§ **Stated task**: Could you copy the data below verbatim, from its first line through the line with "- count-field[interactable]: [715, 564, 805, 584]", including both of those lines?

§ **Entries**:
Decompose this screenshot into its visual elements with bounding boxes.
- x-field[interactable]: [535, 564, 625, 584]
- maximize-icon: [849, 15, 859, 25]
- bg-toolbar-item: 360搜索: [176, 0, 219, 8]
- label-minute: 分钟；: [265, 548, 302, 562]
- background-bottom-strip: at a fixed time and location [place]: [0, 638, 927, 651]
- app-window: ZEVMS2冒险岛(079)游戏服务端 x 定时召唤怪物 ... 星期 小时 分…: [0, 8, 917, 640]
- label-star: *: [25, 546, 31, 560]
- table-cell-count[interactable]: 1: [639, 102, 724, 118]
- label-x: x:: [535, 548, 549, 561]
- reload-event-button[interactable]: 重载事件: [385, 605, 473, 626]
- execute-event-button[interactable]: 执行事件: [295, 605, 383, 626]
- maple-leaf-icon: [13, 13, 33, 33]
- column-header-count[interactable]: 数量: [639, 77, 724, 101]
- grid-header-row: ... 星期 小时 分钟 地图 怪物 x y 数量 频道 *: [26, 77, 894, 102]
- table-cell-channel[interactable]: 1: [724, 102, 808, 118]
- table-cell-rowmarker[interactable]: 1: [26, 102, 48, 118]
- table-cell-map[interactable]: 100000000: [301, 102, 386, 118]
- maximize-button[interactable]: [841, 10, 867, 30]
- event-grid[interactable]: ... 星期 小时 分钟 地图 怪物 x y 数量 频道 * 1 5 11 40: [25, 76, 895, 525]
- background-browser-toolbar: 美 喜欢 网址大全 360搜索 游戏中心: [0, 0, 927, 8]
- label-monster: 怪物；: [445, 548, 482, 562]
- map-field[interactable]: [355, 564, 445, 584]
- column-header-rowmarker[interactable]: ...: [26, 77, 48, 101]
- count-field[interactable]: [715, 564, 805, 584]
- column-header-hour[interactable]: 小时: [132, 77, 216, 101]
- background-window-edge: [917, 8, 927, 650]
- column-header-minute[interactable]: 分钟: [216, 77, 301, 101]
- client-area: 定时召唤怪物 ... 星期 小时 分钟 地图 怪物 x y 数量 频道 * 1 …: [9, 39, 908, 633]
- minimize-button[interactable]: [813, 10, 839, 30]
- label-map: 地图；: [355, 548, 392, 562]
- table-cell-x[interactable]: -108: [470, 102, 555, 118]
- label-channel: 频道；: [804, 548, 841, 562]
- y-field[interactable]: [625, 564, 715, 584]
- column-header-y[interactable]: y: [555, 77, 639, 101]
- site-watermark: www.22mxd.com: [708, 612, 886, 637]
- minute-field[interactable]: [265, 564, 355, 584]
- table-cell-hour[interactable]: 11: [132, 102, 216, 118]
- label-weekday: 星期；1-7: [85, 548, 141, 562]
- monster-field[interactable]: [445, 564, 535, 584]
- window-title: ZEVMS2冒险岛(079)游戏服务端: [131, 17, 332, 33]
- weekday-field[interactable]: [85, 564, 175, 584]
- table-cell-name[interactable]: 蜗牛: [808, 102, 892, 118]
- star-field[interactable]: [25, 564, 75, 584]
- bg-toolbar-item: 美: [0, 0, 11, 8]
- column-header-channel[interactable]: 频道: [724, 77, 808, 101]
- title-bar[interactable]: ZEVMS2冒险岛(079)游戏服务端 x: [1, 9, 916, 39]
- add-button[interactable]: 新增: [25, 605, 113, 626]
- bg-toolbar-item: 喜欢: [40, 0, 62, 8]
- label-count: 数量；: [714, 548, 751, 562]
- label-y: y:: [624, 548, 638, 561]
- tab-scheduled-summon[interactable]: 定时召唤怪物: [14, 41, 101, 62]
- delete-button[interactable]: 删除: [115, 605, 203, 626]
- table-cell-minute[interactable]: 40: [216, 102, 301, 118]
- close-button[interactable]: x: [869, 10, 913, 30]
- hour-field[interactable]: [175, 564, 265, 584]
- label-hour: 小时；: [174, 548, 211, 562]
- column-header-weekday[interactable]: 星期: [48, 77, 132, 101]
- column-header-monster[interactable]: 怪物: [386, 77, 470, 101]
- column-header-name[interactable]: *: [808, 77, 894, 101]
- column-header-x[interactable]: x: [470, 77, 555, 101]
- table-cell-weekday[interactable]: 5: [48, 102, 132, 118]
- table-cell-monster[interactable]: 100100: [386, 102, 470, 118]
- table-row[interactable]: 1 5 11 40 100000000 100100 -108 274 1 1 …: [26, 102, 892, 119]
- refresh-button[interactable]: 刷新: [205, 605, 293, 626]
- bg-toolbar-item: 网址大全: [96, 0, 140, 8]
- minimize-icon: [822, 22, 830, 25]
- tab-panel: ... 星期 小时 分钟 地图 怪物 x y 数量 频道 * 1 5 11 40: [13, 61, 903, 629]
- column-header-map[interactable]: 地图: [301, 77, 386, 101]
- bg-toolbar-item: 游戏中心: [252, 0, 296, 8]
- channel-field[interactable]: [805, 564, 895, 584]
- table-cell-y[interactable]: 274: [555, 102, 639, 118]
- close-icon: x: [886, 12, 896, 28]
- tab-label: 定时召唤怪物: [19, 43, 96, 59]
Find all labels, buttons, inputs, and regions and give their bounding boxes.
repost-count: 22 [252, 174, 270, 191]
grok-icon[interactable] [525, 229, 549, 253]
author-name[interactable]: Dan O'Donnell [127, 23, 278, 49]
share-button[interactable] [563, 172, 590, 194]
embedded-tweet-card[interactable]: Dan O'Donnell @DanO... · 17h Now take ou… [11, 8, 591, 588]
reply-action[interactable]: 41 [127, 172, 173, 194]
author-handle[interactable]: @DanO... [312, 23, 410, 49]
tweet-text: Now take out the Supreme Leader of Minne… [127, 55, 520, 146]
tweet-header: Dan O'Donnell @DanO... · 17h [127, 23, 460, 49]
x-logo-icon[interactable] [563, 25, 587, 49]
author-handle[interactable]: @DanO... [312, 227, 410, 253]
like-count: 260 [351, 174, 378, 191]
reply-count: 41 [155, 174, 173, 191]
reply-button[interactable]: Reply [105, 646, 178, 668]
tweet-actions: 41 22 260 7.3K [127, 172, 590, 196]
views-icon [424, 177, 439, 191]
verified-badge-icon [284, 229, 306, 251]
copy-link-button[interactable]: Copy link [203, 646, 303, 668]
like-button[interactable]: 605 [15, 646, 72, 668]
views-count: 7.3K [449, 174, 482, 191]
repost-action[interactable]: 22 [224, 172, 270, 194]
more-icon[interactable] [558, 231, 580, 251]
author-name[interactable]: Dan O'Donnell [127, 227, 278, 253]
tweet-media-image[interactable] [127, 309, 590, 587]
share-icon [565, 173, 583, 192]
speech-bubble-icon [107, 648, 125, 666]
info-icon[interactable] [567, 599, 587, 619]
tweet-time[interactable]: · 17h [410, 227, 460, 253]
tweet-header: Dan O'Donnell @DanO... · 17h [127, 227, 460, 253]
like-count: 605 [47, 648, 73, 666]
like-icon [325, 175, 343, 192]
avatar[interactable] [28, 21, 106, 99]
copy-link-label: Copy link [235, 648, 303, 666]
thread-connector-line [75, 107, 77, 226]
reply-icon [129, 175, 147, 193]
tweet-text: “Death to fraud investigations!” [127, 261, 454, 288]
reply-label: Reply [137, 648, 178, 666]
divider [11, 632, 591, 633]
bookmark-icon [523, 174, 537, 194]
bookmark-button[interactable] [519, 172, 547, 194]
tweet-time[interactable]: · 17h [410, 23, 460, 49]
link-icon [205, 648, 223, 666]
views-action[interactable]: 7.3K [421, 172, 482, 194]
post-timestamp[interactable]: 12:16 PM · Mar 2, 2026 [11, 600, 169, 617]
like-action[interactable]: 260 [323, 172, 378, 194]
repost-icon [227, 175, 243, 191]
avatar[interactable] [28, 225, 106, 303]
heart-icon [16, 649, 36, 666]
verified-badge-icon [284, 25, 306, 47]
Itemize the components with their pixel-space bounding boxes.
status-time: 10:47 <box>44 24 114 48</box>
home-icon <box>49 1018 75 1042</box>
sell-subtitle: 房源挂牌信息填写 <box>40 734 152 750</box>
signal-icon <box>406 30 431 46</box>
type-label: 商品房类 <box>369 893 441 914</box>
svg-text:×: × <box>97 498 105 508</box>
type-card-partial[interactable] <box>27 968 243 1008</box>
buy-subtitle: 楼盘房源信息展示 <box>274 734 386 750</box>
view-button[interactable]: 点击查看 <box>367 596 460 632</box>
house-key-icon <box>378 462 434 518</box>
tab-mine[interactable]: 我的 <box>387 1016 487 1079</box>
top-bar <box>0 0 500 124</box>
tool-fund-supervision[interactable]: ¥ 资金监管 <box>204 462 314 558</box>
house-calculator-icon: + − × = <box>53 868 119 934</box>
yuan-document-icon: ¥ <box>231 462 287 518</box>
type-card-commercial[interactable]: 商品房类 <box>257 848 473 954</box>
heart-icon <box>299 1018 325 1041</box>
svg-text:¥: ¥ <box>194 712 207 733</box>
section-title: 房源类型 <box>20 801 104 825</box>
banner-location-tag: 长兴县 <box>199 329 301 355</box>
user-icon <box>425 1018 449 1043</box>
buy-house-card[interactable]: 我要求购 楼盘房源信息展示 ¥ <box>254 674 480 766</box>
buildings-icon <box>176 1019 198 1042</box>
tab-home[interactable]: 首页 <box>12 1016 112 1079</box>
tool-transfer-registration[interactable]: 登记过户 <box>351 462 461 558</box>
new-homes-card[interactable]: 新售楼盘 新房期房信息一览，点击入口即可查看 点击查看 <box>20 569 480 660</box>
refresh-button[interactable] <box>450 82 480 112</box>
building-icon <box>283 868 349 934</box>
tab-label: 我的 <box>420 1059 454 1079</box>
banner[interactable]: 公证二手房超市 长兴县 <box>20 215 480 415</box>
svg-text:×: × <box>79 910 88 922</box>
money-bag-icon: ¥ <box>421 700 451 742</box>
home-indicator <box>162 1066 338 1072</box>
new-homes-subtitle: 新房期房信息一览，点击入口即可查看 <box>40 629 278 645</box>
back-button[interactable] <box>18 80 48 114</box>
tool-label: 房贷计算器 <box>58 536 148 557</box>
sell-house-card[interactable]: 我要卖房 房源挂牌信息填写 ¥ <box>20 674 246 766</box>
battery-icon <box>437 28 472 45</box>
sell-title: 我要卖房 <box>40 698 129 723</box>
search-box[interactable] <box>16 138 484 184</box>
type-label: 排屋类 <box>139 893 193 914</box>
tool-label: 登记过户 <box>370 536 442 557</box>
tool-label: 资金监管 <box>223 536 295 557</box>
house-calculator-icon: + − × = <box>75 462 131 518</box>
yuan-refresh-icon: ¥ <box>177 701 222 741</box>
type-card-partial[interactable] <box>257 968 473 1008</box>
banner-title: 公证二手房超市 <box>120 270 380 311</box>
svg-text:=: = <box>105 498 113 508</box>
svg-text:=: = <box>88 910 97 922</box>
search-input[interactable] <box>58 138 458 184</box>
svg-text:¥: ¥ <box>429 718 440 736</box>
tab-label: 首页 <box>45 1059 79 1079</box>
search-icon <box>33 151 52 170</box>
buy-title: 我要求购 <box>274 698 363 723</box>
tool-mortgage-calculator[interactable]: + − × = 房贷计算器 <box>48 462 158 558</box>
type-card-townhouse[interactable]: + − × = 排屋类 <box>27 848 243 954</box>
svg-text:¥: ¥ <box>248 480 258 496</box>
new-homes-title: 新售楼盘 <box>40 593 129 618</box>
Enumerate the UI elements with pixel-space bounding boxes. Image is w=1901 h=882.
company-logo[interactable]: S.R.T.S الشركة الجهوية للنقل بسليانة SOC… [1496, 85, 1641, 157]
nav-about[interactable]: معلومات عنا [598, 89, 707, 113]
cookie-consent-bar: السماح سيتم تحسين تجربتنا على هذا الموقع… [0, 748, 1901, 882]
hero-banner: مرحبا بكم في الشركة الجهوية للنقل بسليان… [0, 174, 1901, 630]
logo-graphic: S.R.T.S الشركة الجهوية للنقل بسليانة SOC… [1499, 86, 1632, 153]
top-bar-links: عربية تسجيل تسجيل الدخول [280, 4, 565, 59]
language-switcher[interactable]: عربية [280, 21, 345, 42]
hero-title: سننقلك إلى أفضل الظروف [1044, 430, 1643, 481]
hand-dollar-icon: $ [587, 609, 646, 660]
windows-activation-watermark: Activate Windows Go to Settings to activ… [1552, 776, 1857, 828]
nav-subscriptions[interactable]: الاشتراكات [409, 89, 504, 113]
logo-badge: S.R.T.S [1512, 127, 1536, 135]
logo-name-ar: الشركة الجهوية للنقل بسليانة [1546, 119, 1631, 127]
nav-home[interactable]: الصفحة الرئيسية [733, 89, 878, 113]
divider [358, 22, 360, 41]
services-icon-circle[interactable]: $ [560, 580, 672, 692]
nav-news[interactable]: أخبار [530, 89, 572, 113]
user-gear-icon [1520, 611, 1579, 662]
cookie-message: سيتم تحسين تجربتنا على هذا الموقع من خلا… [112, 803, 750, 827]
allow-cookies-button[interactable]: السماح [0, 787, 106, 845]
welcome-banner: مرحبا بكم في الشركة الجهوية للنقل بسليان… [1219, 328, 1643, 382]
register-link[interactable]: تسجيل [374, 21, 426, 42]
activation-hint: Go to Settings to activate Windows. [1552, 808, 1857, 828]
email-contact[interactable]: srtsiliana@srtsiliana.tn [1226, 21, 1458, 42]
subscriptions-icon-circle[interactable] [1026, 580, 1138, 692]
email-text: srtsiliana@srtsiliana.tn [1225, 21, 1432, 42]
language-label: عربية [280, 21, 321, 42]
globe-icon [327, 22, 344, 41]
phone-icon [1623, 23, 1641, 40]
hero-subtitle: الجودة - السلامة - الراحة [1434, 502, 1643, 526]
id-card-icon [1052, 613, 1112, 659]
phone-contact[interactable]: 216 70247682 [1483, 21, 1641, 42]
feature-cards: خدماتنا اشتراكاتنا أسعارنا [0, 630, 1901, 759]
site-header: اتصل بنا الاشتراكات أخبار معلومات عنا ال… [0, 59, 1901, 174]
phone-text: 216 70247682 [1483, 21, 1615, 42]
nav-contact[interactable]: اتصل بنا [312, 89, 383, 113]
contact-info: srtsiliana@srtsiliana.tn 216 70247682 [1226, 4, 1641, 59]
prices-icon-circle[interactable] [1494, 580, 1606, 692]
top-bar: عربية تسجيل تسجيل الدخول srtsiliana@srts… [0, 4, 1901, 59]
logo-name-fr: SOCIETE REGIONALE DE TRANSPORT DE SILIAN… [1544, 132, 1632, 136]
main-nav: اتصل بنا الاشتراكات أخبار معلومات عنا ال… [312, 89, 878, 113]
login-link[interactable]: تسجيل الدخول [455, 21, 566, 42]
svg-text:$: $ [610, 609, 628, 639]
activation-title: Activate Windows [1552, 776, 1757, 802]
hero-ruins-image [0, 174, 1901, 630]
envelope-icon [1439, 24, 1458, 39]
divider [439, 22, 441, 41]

§ **Response**:
Decompose this screenshot into its visual elements with bounding boxes.
- x-field[interactable]: [535, 564, 625, 584]
- maximize-icon: [849, 15, 859, 25]
- bg-toolbar-item: 360搜索: [176, 0, 219, 8]
- label-minute: 分钟；: [265, 548, 302, 562]
- background-bottom-strip: at a fixed time and location [place]: [0, 638, 927, 651]
- app-window: ZEVMS2冒险岛(079)游戏服务端 x 定时召唤怪物 ... 星期 小时 分…: [0, 8, 917, 640]
- label-star: *: [25, 546, 31, 560]
- table-cell-count[interactable]: 1: [639, 102, 724, 118]
- label-x: x:: [535, 548, 549, 561]
- reload-event-button[interactable]: 重载事件: [385, 605, 473, 626]
- execute-event-button[interactable]: 执行事件: [295, 605, 383, 626]
- maple-leaf-icon: [13, 13, 33, 33]
- column-header-count[interactable]: 数量: [639, 77, 724, 101]
- grid-header-row: ... 星期 小时 分钟 地图 怪物 x y 数量 频道 *: [26, 77, 894, 102]
- table-cell-channel[interactable]: 1: [724, 102, 808, 118]
- table-cell-rowmarker[interactable]: 1: [26, 102, 48, 118]
- table-cell-map[interactable]: 100000000: [301, 102, 386, 118]
- maximize-button[interactable]: [841, 10, 867, 30]
- event-grid[interactable]: ... 星期 小时 分钟 地图 怪物 x y 数量 频道 * 1 5 11 40: [25, 76, 895, 525]
- background-browser-toolbar: 美 喜欢 网址大全 360搜索 游戏中心: [0, 0, 927, 8]
- label-monster: 怪物；: [445, 548, 482, 562]
- map-field[interactable]: [355, 564, 445, 584]
- column-header-rowmarker[interactable]: ...: [26, 77, 48, 101]
- count-field[interactable]: [715, 564, 805, 584]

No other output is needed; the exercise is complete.